▶ **Supplied data**:
....

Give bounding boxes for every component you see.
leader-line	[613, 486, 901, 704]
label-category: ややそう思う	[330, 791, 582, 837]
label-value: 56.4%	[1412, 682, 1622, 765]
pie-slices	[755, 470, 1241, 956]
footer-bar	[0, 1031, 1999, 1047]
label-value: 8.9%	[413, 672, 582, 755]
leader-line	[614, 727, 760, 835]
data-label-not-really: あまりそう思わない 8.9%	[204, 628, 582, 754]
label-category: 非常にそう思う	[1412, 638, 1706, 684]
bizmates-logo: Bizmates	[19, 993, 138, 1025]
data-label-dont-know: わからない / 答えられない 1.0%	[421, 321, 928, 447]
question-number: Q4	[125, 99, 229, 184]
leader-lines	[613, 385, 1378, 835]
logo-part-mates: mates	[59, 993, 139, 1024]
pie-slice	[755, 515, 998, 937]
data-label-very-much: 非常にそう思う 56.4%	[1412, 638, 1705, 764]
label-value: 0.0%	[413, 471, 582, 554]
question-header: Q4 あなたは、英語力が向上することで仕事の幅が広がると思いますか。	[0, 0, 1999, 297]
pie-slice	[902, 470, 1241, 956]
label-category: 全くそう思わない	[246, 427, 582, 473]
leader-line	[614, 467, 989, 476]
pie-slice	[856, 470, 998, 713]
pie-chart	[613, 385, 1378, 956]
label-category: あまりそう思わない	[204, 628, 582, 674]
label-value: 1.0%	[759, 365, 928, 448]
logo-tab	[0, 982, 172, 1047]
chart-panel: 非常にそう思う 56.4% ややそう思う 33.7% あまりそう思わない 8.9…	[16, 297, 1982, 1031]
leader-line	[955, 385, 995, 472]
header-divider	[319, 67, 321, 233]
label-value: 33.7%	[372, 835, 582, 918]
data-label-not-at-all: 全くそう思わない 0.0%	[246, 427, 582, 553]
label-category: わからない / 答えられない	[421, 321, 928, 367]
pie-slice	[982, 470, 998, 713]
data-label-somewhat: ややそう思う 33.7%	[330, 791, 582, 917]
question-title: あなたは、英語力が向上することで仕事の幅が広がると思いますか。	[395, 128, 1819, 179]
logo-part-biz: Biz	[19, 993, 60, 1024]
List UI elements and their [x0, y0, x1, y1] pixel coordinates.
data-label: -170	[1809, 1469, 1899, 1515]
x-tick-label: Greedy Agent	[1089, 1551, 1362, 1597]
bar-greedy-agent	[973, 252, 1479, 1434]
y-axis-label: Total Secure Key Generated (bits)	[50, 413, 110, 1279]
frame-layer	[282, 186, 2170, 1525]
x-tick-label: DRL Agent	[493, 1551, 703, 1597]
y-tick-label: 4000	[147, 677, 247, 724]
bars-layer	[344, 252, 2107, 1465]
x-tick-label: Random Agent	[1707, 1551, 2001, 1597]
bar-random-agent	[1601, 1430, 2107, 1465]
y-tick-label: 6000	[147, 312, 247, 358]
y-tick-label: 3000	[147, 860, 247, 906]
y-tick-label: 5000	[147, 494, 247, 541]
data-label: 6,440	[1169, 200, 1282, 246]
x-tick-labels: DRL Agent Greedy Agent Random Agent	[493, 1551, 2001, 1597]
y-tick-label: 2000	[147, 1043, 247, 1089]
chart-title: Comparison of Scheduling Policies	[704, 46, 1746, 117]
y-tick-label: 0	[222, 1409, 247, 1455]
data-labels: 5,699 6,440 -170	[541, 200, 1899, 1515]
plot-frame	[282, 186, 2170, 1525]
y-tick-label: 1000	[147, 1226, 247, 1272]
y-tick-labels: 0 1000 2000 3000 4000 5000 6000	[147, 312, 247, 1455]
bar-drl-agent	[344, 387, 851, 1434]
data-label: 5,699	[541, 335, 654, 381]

....

▶ **What you have to do**: Reproduce the data from its first line through the line containing "677, 247, 724]", swapping "Greedy Agent" for "Greedy Policy" and leaving everything else as it is.

▶ **Solution below**:
Give bounding boxes for every component you see.
leader-line	[613, 486, 901, 704]
label-category: ややそう思う	[330, 791, 582, 837]
label-value: 56.4%	[1412, 682, 1622, 765]
pie-slices	[755, 470, 1241, 956]
footer-bar	[0, 1031, 1999, 1047]
label-value: 8.9%	[413, 672, 582, 755]
leader-line	[614, 727, 760, 835]
data-label-not-really: あまりそう思わない 8.9%	[204, 628, 582, 754]
label-category: 非常にそう思う	[1412, 638, 1706, 684]
bizmates-logo: Bizmates	[19, 993, 138, 1025]
data-label-dont-know: わからない / 答えられない 1.0%	[421, 321, 928, 447]
question-number: Q4	[125, 99, 229, 184]
leader-lines	[613, 385, 1378, 835]
logo-part-mates: mates	[59, 993, 139, 1024]
pie-slice	[755, 515, 998, 937]
data-label-very-much: 非常にそう思う 56.4%	[1412, 638, 1705, 764]
label-value: 0.0%	[413, 471, 582, 554]
question-header: Q4 あなたは、英語力が向上することで仕事の幅が広がると思いますか。	[0, 0, 1999, 297]
pie-slice	[902, 470, 1241, 956]
label-category: 全くそう思わない	[246, 427, 582, 473]
leader-line	[614, 467, 989, 476]
pie-slice	[856, 470, 998, 713]
pie-chart	[613, 385, 1378, 956]
label-category: あまりそう思わない	[204, 628, 582, 674]
label-value: 1.0%	[759, 365, 928, 448]
logo-tab	[0, 982, 172, 1047]
chart-panel: 非常にそう思う 56.4% ややそう思う 33.7% あまりそう思わない 8.9…	[16, 297, 1982, 1031]
leader-line	[955, 385, 995, 472]
header-divider	[319, 67, 321, 233]
label-value: 33.7%	[372, 835, 582, 918]
data-label-not-at-all: 全くそう思わない 0.0%	[246, 427, 582, 553]
label-category: わからない / 答えられない	[421, 321, 928, 367]
pie-slice	[982, 470, 998, 713]
data-label-somewhat: ややそう思う 33.7%	[330, 791, 582, 917]
question-title: あなたは、英語力が向上することで仕事の幅が広がると思いますか。	[395, 128, 1819, 179]
logo-part-biz: Biz	[19, 993, 60, 1024]
List UI elements and their [x0, y0, x1, y1] pixel coordinates.
data-label: -170	[1809, 1469, 1899, 1515]
x-tick-label: Greedy Policy	[1089, 1551, 1362, 1597]
bar-greedy-agent	[973, 252, 1479, 1434]
y-axis-label: Total Secure Key Generated (bits)	[50, 413, 110, 1279]
frame-layer	[282, 186, 2170, 1525]
x-tick-label: DRL Agent	[493, 1551, 703, 1597]
y-tick-label: 4000	[147, 677, 247, 724]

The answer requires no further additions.